- _SHORT TASK_
Every record must be written out once more, with nothing added or omitted.

------ INFORMATION SHOWN ------

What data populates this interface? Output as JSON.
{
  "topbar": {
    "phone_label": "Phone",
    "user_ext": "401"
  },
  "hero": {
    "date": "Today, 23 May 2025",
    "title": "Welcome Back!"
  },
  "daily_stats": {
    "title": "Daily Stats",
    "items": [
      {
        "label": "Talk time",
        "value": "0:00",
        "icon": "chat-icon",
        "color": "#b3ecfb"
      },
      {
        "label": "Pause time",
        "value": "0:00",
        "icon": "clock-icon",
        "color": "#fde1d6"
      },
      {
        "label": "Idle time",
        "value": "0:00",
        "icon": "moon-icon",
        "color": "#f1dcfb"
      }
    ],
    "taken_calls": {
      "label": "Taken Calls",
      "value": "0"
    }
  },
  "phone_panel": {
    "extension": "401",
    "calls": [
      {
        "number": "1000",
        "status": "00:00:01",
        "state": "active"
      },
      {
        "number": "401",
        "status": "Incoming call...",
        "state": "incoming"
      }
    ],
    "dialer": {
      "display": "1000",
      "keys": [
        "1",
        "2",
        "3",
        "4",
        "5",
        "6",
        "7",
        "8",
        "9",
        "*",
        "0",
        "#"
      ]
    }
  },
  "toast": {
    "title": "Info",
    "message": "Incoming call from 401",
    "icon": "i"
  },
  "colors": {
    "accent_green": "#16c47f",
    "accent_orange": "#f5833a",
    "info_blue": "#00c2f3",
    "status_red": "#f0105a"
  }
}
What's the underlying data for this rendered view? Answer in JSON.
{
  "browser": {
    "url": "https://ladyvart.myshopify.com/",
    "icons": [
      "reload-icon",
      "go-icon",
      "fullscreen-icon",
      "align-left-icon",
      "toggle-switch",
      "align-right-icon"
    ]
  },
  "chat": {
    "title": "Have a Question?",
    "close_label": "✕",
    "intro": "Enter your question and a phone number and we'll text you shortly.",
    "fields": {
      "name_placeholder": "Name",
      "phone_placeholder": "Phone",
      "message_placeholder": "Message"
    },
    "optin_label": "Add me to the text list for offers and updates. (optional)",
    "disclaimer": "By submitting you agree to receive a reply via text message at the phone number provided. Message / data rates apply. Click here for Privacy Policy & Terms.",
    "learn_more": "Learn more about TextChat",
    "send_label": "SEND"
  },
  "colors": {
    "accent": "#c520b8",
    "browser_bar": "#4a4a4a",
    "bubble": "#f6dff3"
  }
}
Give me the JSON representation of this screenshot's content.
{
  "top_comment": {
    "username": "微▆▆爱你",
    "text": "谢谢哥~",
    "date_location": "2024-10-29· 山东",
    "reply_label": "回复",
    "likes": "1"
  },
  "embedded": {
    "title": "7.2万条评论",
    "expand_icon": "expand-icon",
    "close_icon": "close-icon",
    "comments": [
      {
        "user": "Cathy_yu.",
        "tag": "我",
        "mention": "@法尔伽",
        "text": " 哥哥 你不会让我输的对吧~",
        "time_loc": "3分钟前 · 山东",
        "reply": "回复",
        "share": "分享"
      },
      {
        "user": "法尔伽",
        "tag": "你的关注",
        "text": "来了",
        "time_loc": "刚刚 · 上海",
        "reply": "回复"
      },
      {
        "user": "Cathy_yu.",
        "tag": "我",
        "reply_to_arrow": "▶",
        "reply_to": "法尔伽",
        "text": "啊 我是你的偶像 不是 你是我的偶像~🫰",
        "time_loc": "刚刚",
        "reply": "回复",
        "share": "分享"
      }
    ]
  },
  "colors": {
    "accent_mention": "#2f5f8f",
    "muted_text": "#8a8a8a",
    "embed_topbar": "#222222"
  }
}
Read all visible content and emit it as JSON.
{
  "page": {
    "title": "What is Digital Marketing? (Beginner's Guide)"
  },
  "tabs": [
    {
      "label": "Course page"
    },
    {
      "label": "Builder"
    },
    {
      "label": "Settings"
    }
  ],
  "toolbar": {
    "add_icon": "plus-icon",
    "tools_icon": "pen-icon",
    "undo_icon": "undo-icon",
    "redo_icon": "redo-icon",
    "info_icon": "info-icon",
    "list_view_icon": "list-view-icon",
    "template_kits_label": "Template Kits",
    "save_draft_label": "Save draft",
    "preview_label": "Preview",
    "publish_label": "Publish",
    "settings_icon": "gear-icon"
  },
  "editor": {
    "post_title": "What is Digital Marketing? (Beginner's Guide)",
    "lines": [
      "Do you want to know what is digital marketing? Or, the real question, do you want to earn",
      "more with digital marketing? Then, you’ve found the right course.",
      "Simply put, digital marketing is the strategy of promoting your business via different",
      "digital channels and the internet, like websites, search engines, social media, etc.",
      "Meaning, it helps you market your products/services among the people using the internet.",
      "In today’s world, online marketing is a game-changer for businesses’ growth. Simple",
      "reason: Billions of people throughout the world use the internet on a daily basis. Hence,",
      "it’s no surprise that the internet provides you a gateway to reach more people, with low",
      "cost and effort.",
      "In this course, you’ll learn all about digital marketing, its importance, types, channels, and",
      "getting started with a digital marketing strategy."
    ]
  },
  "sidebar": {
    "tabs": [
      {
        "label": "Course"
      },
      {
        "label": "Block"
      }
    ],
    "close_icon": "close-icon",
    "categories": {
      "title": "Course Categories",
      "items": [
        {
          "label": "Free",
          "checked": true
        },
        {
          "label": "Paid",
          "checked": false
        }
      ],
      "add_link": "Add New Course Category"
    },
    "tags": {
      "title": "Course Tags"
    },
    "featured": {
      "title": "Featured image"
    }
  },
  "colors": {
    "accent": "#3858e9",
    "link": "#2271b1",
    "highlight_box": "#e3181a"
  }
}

------

- _RESULT OF THE EXERCISE_
What data populates this interface? Output as JSON.
{
  "topbar": {
    "phone_label": "Phone",
    "user_ext": "401"
  },
  "hero": {
    "date": "Today, 23 May 2025",
    "title": "Welcome Back!"
  },
  "daily_stats": {
    "title": "Daily Stats",
    "items": [
      {
        "label": "Talk time",
        "value": "0:00",
        "icon": "chat-icon",
        "color": "#b3ecfb"
      },
      {
        "label": "Pause time",
        "value": "0:00",
        "icon": "clock-icon",
        "color": "#fde1d6"
      },
      {
        "label": "Idle time",
        "value": "0:00",
        "icon": "moon-icon",
        "color": "#f1dcfb"
      }
    ],
    "taken_calls": {
      "label": "Taken Calls",
      "value": "0"
    }
  },
  "phone_panel": {
    "extension": "401",
    "calls": [
      {
        "number": "1000",
        "status": "00:00:01",
        "state": "active"
      },
      {
        "number": "401",
        "status": "Incoming call...",
        "state": "incoming"
      }
    ],
    "dialer": {
      "display": "1000",
      "keys": [
        "1",
        "2",
        "3",
        "4",
        "5",
        "6",
        "7",
        "8",
        "9",
        "*",
        "0",
        "#"
      ]
    }
  },
  "toast": {
    "title": "Info",
    "message": "Incoming call from 401",
    "icon": "i"
  },
  "colors": {
    "accent_green": "#16c47f",
    "accent_orange": "#f5833a",
    "info_blue": "#00c2f3",
    "status_red": "#f0105a"
  }
}
What's the underlying data for this rendered view? Answer in JSON.
{
  "browser": {
    "url": "https://ladyvart.myshopify.com/",
    "icons": [
      "reload-icon",
      "go-icon",
      "fullscreen-icon",
      "align-left-icon",
      "toggle-switch",
      "align-right-icon"
    ]
  },
  "chat": {
    "title": "Have a Question?",
    "close_label": "✕",
    "intro": "Enter your question and a phone number and we'll text you shortly.",
    "fields": {
      "name_placeholder": "Name",
      "phone_placeholder": "Phone",
      "message_placeholder": "Message"
    },
    "optin_label": "Add me to the text list for offers and updates. (optional)",
    "disclaimer": "By submitting you agree to receive a reply via text message at the phone number provided. Message / data rates apply. Click here for Privacy Policy & Terms.",
    "learn_more": "Learn more about TextChat",
    "send_label": "SEND"
  },
  "colors": {
    "accent": "#c520b8",
    "browser_bar": "#4a4a4a",
    "bubble": "#f6dff3"
  }
}
Give me the JSON representation of this screenshot's content.
{
  "top_comment": {
    "username": "微▆▆爱你",
    "text": "谢谢哥~",
    "date_location": "2024-10-29· 山东",
    "reply_label": "回复",
    "likes": "1"
  },
  "embedded": {
    "title": "7.2万条评论",
    "expand_icon": "expand-icon",
    "close_icon": "close-icon",
    "comments": [
      {
        "user": "Cathy_yu.",
        "tag": "我",
        "mention": "@法尔伽",
        "text": " 哥哥 你不会让我输的对吧~",
        "time_loc": "3分钟前 · 山东",
        "reply": "回复",
        "share": "分享"
      },
      {
        "user": "法尔伽",
        "tag": "你的关注",
        "text": "来了",
        "time_loc": "刚刚 · 上海",
        "reply": "回复"
      },
      {
        "user": "Cathy_yu.",
        "tag": "我",
        "reply_to_arrow": "▶",
        "reply_to": "法尔伽",
        "text": "啊 我是你的偶像 不是 你是我的偶像~🫰",
        "time_loc": "刚刚",
        "reply": "回复",
        "share": "分享"
      }
    ]
  },
  "colors": {
    "accent_mention": "#2f5f8f",
    "muted_text": "#8a8a8a",
    "embed_topbar": "#222222"
  }
}
Read all visible content and emit it as JSON.
{
  "page": {
    "title": "What is Digital Marketing? (Beginner's Guide)"
  },
  "tabs": [
    {
      "label": "Course page"
    },
    {
      "label": "Builder"
    },
    {
      "label": "Settings"
    }
  ],
  "toolbar": {
    "add_icon": "plus-icon",
    "tools_icon": "pen-icon",
    "undo_icon": "undo-icon",
    "redo_icon": "redo-icon",
    "info_icon": "info-icon",
    "list_view_icon": "list-view-icon",
    "template_kits_label": "Template Kits",
    "save_draft_label": "Save draft",
    "preview_label": "Preview",
    "publish_label": "Publish",
    "settings_icon": "gear-icon"
  },
  "editor": {
    "post_title": "What is Digital Marketing? (Beginner's Guide)",
    "lines": [
      "Do you want to know what is digital marketing? Or, the real question, do you want to earn",
      "more with digital marketing? Then, you’ve found the right course.",
      "Simply put, digital marketing is the strategy of promoting your business via different",
      "digital channels and the internet, like websites, search engines, social media, etc.",
      "Meaning, it helps you market your products/services among the people using the internet.",
      "In today’s world, online marketing is a game-changer for businesses’ growth. Simple",
      "reason: Billions of people throughout the world use the internet on a daily basis. Hence,",
      "it’s no surprise that the internet provides you a gateway to reach more people, with low",
      "cost and effort.",
      "In this course, you’ll learn all about digital marketing, its importance, types, channels, and",
      "getting started with a digital marketing strategy."
    ]
  },
  "sidebar": {
    "tabs": [
      {
        "label": "Course"
      },
      {
        "label": "Block"
      }
    ],
    "close_icon": "close-icon",
    "categories": {
      "title": "Course Categories",
      "items": [
        {
          "label": "Free",
          "checked": true
        },
        {
          "label": "Paid",
          "checked": false
        }
      ],
      "add_link": "Add New Course Category"
    },
    "tags": {
      "title": "Course Tags"
    },
    "featured": {
      "title": "Featured image"
    }
  },
  "colors": {
    "accent": "#3858e9",
    "link": "#2271b1",
    "highlight_box": "#e3181a"
  }
}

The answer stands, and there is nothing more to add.